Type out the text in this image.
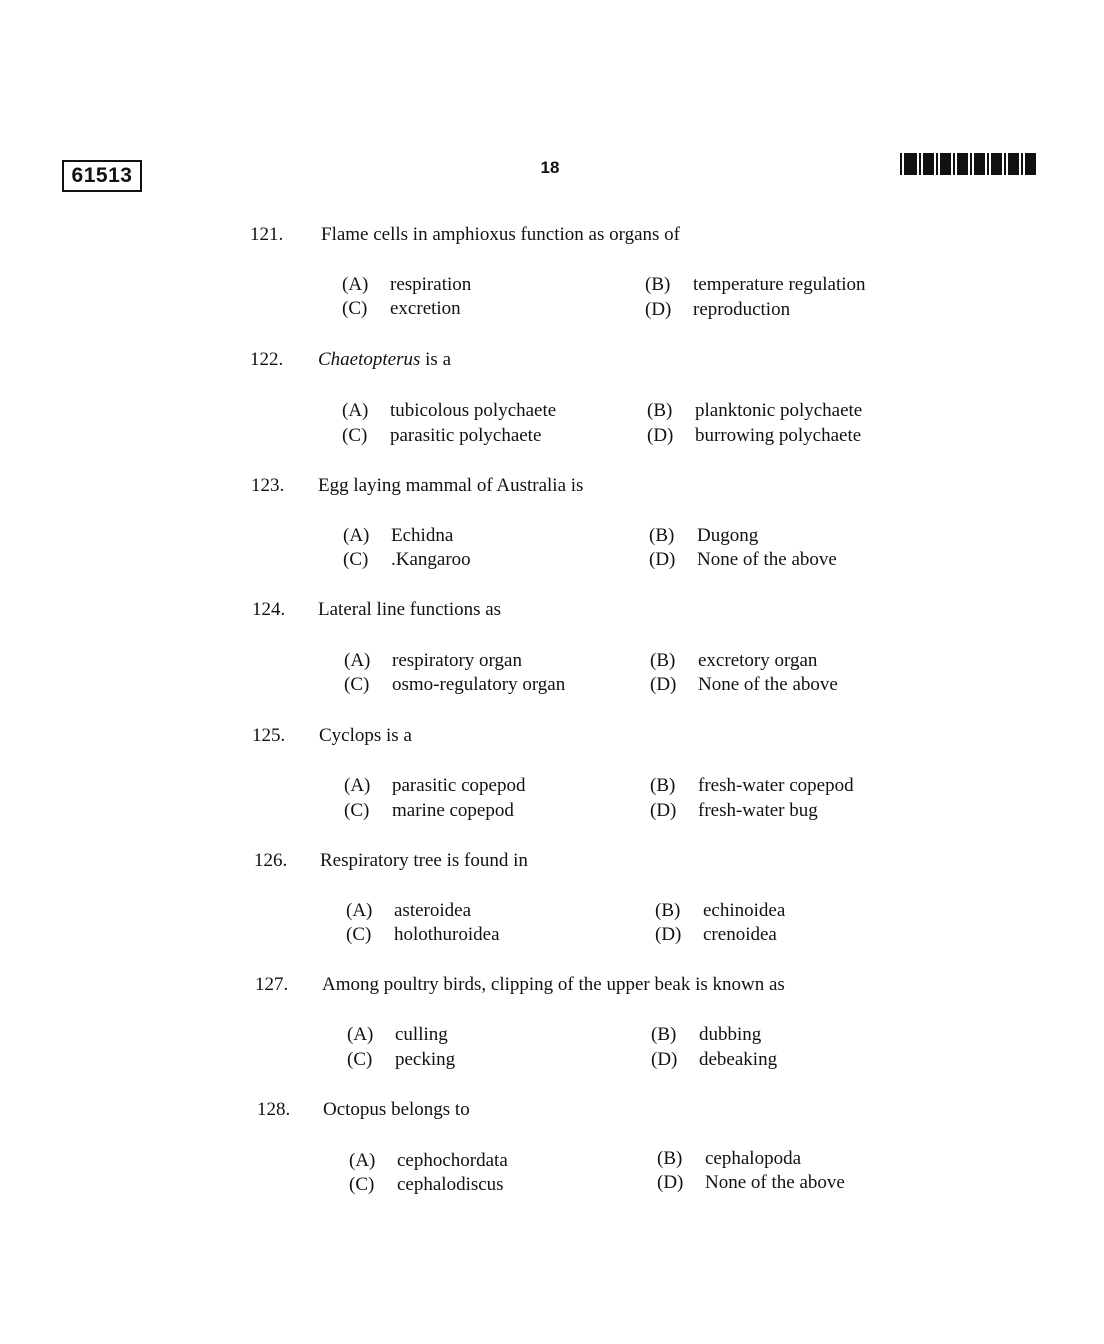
61513	18
121. Flame cells in amphioxus function as organs of
(A) respiration	(B) temperature regulation
(C) excretion	(D) reproduction
122. Chaetopterus is a
(A) tubicolous polychaete	(B) planktonic polychaete
(C) parasitic polychaete	(D) burrowing polychaete
123. Egg laying mammal of Australia is
(A) Echidna	(B) Dugong
(C) .Kangaroo	(D) None of the above
124. Lateral line functions as
(A) respiratory organ	(B) excretory organ
(C) osmo-regulatory organ	(D) None of the above
125. Cyclops is a
(A) parasitic copepod	(B) fresh-water copepod
(C) marine copepod	(D) fresh-water bug
126. Respiratory tree is found in
(A) asteroidea	(B) echinoidea
(C) holothuroidea	(D) crenoidea
127. Among poultry birds, clipping of the upper beak is known as
(A) culling	(B) dubbing
(C) pecking	(D) debeaking
128. Octopus belongs to
(A) cephochordata	(B) cephalopoda
(C) cephalodiscus	(D) None of the above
▬▬▬▬▬▬
■ **Exercise instructions**: Return a copy of each line in the entries that contains "None".

■ **Exercise answer**:
(C) .Kangaroo	(D) None of the above
(C) osmo-regulatory organ	(D) None of the above
(C) cephalodiscus	(D) None of the above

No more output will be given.